Written instruction - Would you output the whole listing below, exactly as it reads?

The data -

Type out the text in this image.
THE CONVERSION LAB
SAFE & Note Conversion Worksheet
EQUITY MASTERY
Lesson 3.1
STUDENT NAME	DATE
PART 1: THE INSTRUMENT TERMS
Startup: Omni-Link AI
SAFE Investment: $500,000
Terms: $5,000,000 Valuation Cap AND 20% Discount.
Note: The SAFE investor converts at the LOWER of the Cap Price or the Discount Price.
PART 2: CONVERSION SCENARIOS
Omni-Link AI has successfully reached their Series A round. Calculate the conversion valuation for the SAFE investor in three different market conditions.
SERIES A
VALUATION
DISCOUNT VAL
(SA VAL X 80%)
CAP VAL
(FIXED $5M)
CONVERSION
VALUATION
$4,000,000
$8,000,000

Reply -
Type out the text in this image.
THE CONVERSION LAB
SAFE & Note Conversion Worksheet
EQUITY MASTERY
Lesson 3.1
STUDENT NAME	DATE
PART 1: THE INSTRUMENT TERMS
Startup: Omni-Link AI
SAFE Investment: $500,000
Terms: $5,000,000 Valuation Cap AND 20% Discount.
Note: The SAFE investor converts at the LOWER of the Cap Price or the Discount Price.
PART 2: CONVERSION SCENARIOS
Omni-Link AI has successfully reached their Series A round. Calculate the conversion valuation for the SAFE investor in three different market conditions.
SERIES A
VALUATION
DISCOUNT VAL
(SA VAL X 80%)
CAP VAL
(FIXED $5M)
CONVERSION
VALUATION
$4,000,000
$8,000,000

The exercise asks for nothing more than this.